Collected data:
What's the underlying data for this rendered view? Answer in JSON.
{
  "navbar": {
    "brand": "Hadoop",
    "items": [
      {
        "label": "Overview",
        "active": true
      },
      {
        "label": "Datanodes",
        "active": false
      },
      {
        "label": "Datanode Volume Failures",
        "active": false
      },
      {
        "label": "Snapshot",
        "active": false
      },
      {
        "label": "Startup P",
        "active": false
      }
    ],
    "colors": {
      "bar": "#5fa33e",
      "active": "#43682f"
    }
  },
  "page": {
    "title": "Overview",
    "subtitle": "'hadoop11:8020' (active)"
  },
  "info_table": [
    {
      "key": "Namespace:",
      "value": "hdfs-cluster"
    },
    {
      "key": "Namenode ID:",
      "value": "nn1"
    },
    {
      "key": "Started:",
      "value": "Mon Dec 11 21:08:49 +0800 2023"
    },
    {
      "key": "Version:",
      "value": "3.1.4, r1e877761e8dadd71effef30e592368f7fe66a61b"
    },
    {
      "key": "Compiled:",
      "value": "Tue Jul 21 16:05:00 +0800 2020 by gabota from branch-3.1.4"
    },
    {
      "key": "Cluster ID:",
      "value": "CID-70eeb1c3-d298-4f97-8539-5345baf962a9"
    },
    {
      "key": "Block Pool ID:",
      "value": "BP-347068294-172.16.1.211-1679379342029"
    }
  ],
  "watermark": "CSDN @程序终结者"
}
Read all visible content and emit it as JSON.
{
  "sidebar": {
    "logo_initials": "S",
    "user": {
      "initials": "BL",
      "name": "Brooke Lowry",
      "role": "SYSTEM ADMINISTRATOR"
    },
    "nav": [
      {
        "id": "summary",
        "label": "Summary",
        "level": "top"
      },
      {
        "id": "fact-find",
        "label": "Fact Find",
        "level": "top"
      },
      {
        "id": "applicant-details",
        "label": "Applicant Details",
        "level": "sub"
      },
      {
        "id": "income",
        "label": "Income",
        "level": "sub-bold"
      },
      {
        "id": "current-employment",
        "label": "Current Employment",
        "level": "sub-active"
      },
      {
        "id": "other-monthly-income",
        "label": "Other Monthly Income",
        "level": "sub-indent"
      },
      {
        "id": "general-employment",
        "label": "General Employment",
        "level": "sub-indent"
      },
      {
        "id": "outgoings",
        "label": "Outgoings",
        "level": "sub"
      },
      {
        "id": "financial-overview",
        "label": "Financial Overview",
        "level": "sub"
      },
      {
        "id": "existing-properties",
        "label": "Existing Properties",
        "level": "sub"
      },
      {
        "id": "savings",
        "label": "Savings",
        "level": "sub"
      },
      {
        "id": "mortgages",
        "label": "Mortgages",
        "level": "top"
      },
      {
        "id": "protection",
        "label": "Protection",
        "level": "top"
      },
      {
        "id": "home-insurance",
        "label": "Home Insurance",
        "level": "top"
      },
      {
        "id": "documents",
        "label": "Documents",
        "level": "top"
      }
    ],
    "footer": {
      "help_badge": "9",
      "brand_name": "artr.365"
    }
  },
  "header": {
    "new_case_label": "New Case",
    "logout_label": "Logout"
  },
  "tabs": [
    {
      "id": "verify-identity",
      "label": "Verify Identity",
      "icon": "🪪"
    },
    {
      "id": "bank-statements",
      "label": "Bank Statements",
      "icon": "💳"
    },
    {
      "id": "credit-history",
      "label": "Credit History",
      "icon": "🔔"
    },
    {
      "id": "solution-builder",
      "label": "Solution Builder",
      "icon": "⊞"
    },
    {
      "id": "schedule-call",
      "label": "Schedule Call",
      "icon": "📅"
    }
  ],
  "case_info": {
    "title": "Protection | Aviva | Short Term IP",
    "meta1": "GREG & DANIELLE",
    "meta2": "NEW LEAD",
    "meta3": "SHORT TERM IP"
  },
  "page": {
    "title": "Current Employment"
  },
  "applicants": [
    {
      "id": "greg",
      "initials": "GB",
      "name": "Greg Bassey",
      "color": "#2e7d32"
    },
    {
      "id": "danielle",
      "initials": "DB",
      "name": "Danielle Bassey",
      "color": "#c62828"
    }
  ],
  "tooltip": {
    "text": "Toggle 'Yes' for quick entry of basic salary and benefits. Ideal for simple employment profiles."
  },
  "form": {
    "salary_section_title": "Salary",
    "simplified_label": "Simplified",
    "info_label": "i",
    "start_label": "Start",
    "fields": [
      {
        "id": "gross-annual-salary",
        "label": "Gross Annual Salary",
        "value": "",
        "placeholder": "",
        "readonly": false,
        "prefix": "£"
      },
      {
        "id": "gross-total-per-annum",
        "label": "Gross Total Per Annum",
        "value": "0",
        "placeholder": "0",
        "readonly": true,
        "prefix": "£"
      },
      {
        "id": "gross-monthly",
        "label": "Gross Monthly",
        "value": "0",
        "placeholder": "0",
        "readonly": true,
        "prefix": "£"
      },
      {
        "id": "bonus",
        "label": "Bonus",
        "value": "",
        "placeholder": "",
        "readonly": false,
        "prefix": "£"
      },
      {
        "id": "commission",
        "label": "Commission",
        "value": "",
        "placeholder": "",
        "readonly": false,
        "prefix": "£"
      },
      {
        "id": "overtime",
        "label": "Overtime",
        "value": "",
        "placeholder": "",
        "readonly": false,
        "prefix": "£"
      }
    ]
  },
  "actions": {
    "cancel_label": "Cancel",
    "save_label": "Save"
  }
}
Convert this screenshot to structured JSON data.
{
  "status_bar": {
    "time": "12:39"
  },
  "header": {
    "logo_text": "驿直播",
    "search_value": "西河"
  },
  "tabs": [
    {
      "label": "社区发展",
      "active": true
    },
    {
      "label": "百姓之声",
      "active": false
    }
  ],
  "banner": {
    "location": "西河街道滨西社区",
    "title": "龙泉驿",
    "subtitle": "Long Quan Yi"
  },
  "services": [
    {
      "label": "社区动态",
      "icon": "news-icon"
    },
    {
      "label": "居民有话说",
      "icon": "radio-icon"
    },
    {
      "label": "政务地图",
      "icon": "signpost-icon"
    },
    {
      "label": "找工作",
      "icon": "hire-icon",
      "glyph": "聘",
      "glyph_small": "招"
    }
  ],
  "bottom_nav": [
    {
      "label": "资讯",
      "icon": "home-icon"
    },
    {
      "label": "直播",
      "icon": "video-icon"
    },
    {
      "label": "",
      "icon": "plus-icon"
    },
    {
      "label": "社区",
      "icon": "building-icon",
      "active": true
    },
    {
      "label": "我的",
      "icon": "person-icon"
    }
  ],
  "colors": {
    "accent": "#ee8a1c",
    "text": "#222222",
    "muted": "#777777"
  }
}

» **Your instructions**: From the first line to the last, retype the data exactly.

» **Problem solution**:
What's the underlying data for this rendered view? Answer in JSON.
{
  "navbar": {
    "brand": "Hadoop",
    "items": [
      {
        "label": "Overview",
        "active": true
      },
      {
        "label": "Datanodes",
        "active": false
      },
      {
        "label": "Datanode Volume Failures",
        "active": false
      },
      {
        "label": "Snapshot",
        "active": false
      },
      {
        "label": "Startup P",
        "active": false
      }
    ],
    "colors": {
      "bar": "#5fa33e",
      "active": "#43682f"
    }
  },
  "page": {
    "title": "Overview",
    "subtitle": "'hadoop11:8020' (active)"
  },
  "info_table": [
    {
      "key": "Namespace:",
      "value": "hdfs-cluster"
    },
    {
      "key": "Namenode ID:",
      "value": "nn1"
    },
    {
      "key": "Started:",
      "value": "Mon Dec 11 21:08:49 +0800 2023"
    },
    {
      "key": "Version:",
      "value": "3.1.4, r1e877761e8dadd71effef30e592368f7fe66a61b"
    },
    {
      "key": "Compiled:",
      "value": "Tue Jul 21 16:05:00 +0800 2020 by gabota from branch-3.1.4"
    },
    {
      "key": "Cluster ID:",
      "value": "CID-70eeb1c3-d298-4f97-8539-5345baf962a9"
    },
    {
      "key": "Block Pool ID:",
      "value": "BP-347068294-172.16.1.211-1679379342029"
    }
  ],
  "watermark": "CSDN @程序终结者"
}
Read all visible content and emit it as JSON.
{
  "sidebar": {
    "logo_initials": "S",
    "user": {
      "initials": "BL",
      "name": "Brooke Lowry",
      "role": "SYSTEM ADMINISTRATOR"
    },
    "nav": [
      {
        "id": "summary",
        "label": "Summary",
        "level": "top"
      },
      {
        "id": "fact-find",
        "label": "Fact Find",
        "level": "top"
      },
      {
        "id": "applicant-details",
        "label": "Applicant Details",
        "level": "sub"
      },
      {
        "id": "income",
        "label": "Income",
        "level": "sub-bold"
      },
      {
        "id": "current-employment",
        "label": "Current Employment",
        "level": "sub-active"
      },
      {
        "id": "other-monthly-income",
        "label": "Other Monthly Income",
        "level": "sub-indent"
      },
      {
        "id": "general-employment",
        "label": "General Employment",
        "level": "sub-indent"
      },
      {
        "id": "outgoings",
        "label": "Outgoings",
        "level": "sub"
      },
      {
        "id": "financial-overview",
        "label": "Financial Overview",
        "level": "sub"
      },
      {
        "id": "existing-properties",
        "label": "Existing Properties",
        "level": "sub"
      },
      {
        "id": "savings",
        "label": "Savings",
        "level": "sub"
      },
      {
        "id": "mortgages",
        "label": "Mortgages",
        "level": "top"
      },
      {
        "id": "protection",
        "label": "Protection",
        "level": "top"
      },
      {
        "id": "home-insurance",
        "label": "Home Insurance",
        "level": "top"
      },
      {
        "id": "documents",
        "label": "Documents",
        "level": "top"
      }
    ],
    "footer": {
      "help_badge": "9",
      "brand_name": "artr.365"
    }
  },
  "header": {
    "new_case_label": "New Case",
    "logout_label": "Logout"
  },
  "tabs": [
    {
      "id": "verify-identity",
      "label": "Verify Identity",
      "icon": "🪪"
    },
    {
      "id": "bank-statements",
      "label": "Bank Statements",
      "icon": "💳"
    },
    {
      "id": "credit-history",
      "label": "Credit History",
      "icon": "🔔"
    },
    {
      "id": "solution-builder",
      "label": "Solution Builder",
      "icon": "⊞"
    },
    {
      "id": "schedule-call",
      "label": "Schedule Call",
      "icon": "📅"
    }
  ],
  "case_info": {
    "title": "Protection | Aviva | Short Term IP",
    "meta1": "GREG & DANIELLE",
    "meta2": "NEW LEAD",
    "meta3": "SHORT TERM IP"
  },
  "page": {
    "title": "Current Employment"
  },
  "applicants": [
    {
      "id": "greg",
      "initials": "GB",
      "name": "Greg Bassey",
      "color": "#2e7d32"
    },
    {
      "id": "danielle",
      "initials": "DB",
      "name": "Danielle Bassey",
      "color": "#c62828"
    }
  ],
  "tooltip": {
    "text": "Toggle 'Yes' for quick entry of basic salary and benefits. Ideal for simple employment profiles."
  },
  "form": {
    "salary_section_title": "Salary",
    "simplified_label": "Simplified",
    "info_label": "i",
    "start_label": "Start",
    "fields": [
      {
        "id": "gross-annual-salary",
        "label": "Gross Annual Salary",
        "value": "",
        "placeholder": "",
        "readonly": false,
        "prefix": "£"
      },
      {
        "id": "gross-total-per-annum",
        "label": "Gross Total Per Annum",
        "value": "0",
        "placeholder": "0",
        "readonly": true,
        "prefix": "£"
      },
      {
        "id": "gross-monthly",
        "label": "Gross Monthly",
        "value": "0",
        "placeholder": "0",
        "readonly": true,
        "prefix": "£"
      },
      {
        "id": "bonus",
        "label": "Bonus",
        "value": "",
        "placeholder": "",
        "readonly": false,
        "prefix": "£"
      },
      {
        "id": "commission",
        "label": "Commission",
        "value": "",
        "placeholder": "",
        "readonly": false,
        "prefix": "£"
      },
      {
        "id": "overtime",
        "label": "Overtime",
        "value": "",
        "placeholder": "",
        "readonly": false,
        "prefix": "£"
      }
    ]
  },
  "actions": {
    "cancel_label": "Cancel",
    "save_label": "Save"
  }
}
Convert this screenshot to structured JSON data.
{
  "status_bar": {
    "time": "12:39"
  },
  "header": {
    "logo_text": "驿直播",
    "search_value": "西河"
  },
  "tabs": [
    {
      "label": "社区发展",
      "active": true
    },
    {
      "label": "百姓之声",
      "active": false
    }
  ],
  "banner": {
    "location": "西河街道滨西社区",
    "title": "龙泉驿",
    "subtitle": "Long Quan Yi"
  },
  "services": [
    {
      "label": "社区动态",
      "icon": "news-icon"
    },
    {
      "label": "居民有话说",
      "icon": "radio-icon"
    },
    {
      "label": "政务地图",
      "icon": "signpost-icon"
    },
    {
      "label": "找工作",
      "icon": "hire-icon",
      "glyph": "聘",
      "glyph_small": "招"
    }
  ],
  "bottom_nav": [
    {
      "label": "资讯",
      "icon": "home-icon"
    },
    {
      "label": "直播",
      "icon": "video-icon"
    },
    {
      "label": "",
      "icon": "plus-icon"
    },
    {
      "label": "社区",
      "icon": "building-icon",
      "active": true
    },
    {
      "label": "我的",
      "icon": "person-icon"
    }
  ],
  "colors": {
    "accent": "#ee8a1c",
    "text": "#222222",
    "muted": "#777777"
  }
}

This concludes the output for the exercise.